* [Task material]:
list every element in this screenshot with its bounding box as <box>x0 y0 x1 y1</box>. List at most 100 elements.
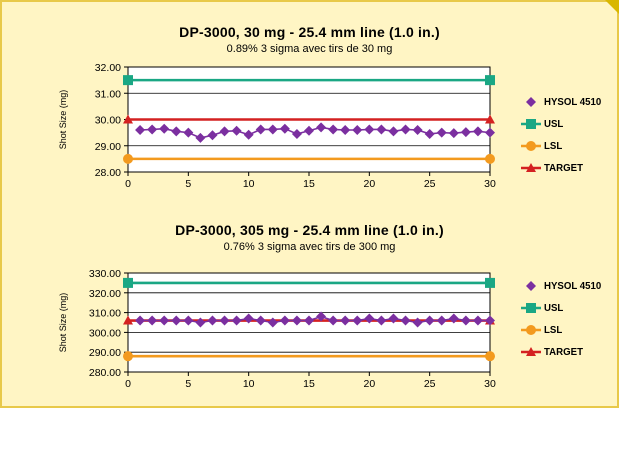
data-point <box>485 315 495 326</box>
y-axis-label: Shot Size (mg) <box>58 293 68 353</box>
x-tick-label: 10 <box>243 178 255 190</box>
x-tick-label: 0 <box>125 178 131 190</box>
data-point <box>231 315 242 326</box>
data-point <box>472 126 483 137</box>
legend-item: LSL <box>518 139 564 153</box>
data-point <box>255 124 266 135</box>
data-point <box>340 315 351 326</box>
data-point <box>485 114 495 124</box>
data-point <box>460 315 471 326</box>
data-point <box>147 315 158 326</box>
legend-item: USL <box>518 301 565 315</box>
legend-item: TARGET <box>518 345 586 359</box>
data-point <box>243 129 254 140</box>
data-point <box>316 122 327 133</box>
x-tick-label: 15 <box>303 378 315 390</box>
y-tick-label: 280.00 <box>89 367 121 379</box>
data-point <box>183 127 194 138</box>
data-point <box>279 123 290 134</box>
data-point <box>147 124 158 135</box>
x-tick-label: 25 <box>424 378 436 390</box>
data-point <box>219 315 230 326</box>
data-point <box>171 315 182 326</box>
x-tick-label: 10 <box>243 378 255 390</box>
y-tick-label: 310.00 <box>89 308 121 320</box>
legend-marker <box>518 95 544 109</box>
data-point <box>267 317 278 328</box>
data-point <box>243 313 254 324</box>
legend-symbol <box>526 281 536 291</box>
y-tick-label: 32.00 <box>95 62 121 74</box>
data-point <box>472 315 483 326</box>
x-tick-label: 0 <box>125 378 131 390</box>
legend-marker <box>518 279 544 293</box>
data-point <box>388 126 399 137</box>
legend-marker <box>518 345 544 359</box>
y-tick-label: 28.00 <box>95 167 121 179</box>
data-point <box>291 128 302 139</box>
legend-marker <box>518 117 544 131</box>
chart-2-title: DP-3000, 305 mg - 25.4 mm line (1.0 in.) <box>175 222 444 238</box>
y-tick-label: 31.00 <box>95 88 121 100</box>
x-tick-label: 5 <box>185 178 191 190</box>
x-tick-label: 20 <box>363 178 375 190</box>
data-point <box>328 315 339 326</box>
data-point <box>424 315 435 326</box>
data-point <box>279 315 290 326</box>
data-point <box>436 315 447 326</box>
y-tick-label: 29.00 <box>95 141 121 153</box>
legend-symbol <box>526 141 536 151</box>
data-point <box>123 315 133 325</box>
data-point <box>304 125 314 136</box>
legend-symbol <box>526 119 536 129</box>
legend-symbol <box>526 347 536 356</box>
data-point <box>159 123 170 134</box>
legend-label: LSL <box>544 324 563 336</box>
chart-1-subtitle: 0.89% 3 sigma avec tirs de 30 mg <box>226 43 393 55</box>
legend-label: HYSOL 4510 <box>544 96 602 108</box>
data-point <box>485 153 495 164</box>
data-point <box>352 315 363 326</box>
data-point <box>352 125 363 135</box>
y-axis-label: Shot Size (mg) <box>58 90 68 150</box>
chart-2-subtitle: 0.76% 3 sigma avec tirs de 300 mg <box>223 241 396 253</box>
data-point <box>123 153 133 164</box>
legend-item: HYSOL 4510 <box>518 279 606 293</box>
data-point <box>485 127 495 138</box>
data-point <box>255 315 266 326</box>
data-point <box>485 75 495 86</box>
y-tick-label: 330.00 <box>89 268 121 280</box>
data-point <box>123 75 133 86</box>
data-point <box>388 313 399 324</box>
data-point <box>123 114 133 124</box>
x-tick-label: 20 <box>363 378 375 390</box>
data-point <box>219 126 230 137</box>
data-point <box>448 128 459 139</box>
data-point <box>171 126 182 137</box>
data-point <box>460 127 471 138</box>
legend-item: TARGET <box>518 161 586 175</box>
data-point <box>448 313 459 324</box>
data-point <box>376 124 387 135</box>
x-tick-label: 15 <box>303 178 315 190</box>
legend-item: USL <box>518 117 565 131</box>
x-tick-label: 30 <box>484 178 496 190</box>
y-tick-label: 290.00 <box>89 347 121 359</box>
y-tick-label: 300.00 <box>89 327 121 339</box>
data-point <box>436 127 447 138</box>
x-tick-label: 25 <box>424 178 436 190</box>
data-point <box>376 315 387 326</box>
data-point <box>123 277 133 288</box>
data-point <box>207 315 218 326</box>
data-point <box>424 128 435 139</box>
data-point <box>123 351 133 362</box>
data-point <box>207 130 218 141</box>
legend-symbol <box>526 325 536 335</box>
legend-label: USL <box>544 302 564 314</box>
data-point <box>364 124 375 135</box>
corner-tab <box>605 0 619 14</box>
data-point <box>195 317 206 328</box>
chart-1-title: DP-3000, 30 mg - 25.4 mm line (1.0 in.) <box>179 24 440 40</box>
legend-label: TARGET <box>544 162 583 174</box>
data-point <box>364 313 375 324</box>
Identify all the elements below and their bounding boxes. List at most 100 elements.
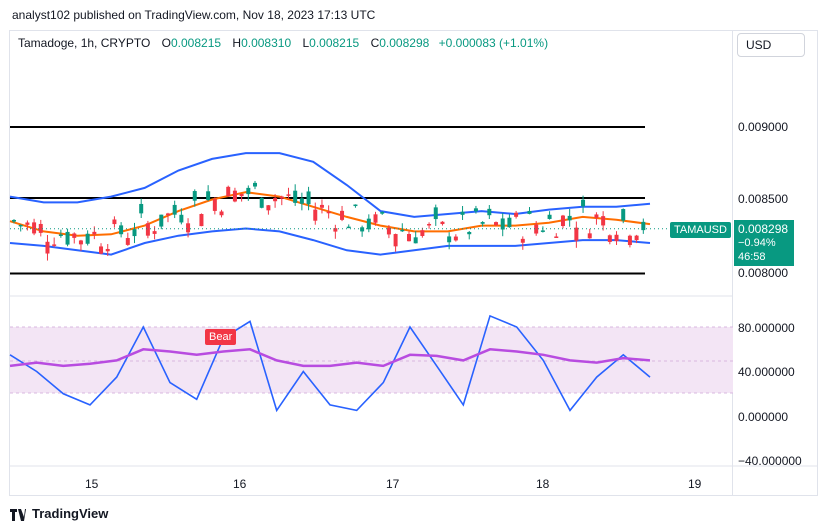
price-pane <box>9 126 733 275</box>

* [Written problem]:
Reproduce, unchanged, the lines of the material from the line with "data-point <box>485 315 495 326</box>" to the line with "data-point <box>472 126 483 137</box>", including both of those lines.

* [Exercise answer]:
data-point <box>485 315 495 326</box>
y-axis-label: Shot Size (mg) <box>58 293 68 353</box>
x-tick-label: 10 <box>243 178 255 190</box>
x-tick-label: 0 <box>125 178 131 190</box>
data-point <box>231 315 242 326</box>
data-point <box>472 126 483 137</box>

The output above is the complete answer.